[Records from a data collection]
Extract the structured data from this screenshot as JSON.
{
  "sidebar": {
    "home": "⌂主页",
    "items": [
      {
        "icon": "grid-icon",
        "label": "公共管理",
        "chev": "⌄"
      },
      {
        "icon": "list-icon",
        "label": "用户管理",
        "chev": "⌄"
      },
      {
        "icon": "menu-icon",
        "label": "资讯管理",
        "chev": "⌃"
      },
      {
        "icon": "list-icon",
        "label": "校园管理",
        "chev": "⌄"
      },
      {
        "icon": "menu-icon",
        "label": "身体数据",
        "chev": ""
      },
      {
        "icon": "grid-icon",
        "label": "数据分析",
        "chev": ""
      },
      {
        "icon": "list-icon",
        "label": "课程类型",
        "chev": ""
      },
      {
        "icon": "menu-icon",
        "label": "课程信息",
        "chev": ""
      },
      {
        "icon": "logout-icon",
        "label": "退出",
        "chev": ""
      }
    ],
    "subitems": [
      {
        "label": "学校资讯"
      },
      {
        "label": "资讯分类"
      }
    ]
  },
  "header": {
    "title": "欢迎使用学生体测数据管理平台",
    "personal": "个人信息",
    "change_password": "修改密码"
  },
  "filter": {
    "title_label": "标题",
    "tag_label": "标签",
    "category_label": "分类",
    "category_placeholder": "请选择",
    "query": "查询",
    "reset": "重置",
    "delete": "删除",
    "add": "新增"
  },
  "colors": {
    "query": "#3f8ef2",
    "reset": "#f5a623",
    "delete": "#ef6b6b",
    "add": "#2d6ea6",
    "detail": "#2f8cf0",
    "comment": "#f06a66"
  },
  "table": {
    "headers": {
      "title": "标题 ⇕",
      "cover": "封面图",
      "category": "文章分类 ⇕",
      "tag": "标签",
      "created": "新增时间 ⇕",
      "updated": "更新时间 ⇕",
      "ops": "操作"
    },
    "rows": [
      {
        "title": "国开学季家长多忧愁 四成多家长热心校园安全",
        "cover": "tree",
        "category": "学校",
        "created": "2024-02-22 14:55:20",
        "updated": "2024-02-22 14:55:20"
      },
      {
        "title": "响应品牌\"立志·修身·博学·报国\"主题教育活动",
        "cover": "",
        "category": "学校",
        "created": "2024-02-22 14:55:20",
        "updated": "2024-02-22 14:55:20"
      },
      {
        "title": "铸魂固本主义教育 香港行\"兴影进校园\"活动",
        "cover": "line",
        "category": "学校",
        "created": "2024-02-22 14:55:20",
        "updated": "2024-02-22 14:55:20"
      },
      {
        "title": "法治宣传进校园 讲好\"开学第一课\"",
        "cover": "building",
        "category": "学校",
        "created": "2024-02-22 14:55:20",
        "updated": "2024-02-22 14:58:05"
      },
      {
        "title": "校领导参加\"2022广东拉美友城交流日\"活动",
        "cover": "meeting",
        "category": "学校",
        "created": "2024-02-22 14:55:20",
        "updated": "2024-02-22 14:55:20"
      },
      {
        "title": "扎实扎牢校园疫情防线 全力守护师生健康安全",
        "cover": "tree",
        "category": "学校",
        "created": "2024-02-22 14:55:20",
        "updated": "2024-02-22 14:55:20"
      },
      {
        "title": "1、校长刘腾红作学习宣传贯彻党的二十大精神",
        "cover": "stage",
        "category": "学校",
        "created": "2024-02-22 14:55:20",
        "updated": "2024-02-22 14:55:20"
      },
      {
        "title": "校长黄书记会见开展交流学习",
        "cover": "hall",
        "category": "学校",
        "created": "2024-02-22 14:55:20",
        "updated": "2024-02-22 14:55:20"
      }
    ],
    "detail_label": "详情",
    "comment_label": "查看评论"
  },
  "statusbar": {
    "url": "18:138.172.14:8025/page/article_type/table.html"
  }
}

TO BE DONE —
Your task is to quote the listing above word for word.

WORKED ANSWER —
Extract the structured data from this screenshot as JSON.
{
  "sidebar": {
    "home": "⌂主页",
    "items": [
      {
        "icon": "grid-icon",
        "label": "公共管理",
        "chev": "⌄"
      },
      {
        "icon": "list-icon",
        "label": "用户管理",
        "chev": "⌄"
      },
      {
        "icon": "menu-icon",
        "label": "资讯管理",
        "chev": "⌃"
      },
      {
        "icon": "list-icon",
        "label": "校园管理",
        "chev": "⌄"
      },
      {
        "icon": "menu-icon",
        "label": "身体数据",
        "chev": ""
      },
      {
        "icon": "grid-icon",
        "label": "数据分析",
        "chev": ""
      },
      {
        "icon": "list-icon",
        "label": "课程类型",
        "chev": ""
      },
      {
        "icon": "menu-icon",
        "label": "课程信息",
        "chev": ""
      },
      {
        "icon": "logout-icon",
        "label": "退出",
        "chev": ""
      }
    ],
    "subitems": [
      {
        "label": "学校资讯"
      },
      {
        "label": "资讯分类"
      }
    ]
  },
  "header": {
    "title": "欢迎使用学生体测数据管理平台",
    "personal": "个人信息",
    "change_password": "修改密码"
  },
  "filter": {
    "title_label": "标题",
    "tag_label": "标签",
    "category_label": "分类",
    "category_placeholder": "请选择",
    "query": "查询",
    "reset": "重置",
    "delete": "删除",
    "add": "新增"
  },
  "colors": {
    "query": "#3f8ef2",
    "reset": "#f5a623",
    "delete": "#ef6b6b",
    "add": "#2d6ea6",
    "detail": "#2f8cf0",
    "comment": "#f06a66"
  },
  "table": {
    "headers": {
      "title": "标题 ⇕",
      "cover": "封面图",
      "category": "文章分类 ⇕",
      "tag": "标签",
      "created": "新增时间 ⇕",
      "updated": "更新时间 ⇕",
      "ops": "操作"
    },
    "rows": [
      {
        "title": "国开学季家长多忧愁 四成多家长热心校园安全",
        "cover": "tree",
        "category": "学校",
        "created": "2024-02-22 14:55:20",
        "updated": "2024-02-22 14:55:20"
      },
      {
        "title": "响应品牌\"立志·修身·博学·报国\"主题教育活动",
        "cover": "",
        "category": "学校",
        "created": "2024-02-22 14:55:20",
        "updated": "2024-02-22 14:55:20"
      },
      {
        "title": "铸魂固本主义教育 香港行\"兴影进校园\"活动",
        "cover": "line",
        "category": "学校",
        "created": "2024-02-22 14:55:20",
        "updated": "2024-02-22 14:55:20"
      },
      {
        "title": "法治宣传进校园 讲好\"开学第一课\"",
        "cover": "building",
        "category": "学校",
        "created": "2024-02-22 14:55:20",
        "updated": "2024-02-22 14:58:05"
      },
      {
        "title": "校领导参加\"2022广东拉美友城交流日\"活动",
        "cover": "meeting",
        "category": "学校",
        "created": "2024-02-22 14:55:20",
        "updated": "2024-02-22 14:55:20"
      },
      {
        "title": "扎实扎牢校园疫情防线 全力守护师生健康安全",
        "cover": "tree",
        "category": "学校",
        "created": "2024-02-22 14:55:20",
        "updated": "2024-02-22 14:55:20"
      },
      {
        "title": "1、校长刘腾红作学习宣传贯彻党的二十大精神",
        "cover": "stage",
        "category": "学校",
        "created": "2024-02-22 14:55:20",
        "updated": "2024-02-22 14:55:20"
      },
      {
        "title": "校长黄书记会见开展交流学习",
        "cover": "hall",
        "category": "学校",
        "created": "2024-02-22 14:55:20",
        "updated": "2024-02-22 14:55:20"
      }
    ],
    "detail_label": "详情",
    "comment_label": "查看评论"
  },
  "statusbar": {
    "url": "18:138.172.14:8025/page/article_type/table.html"
  }
}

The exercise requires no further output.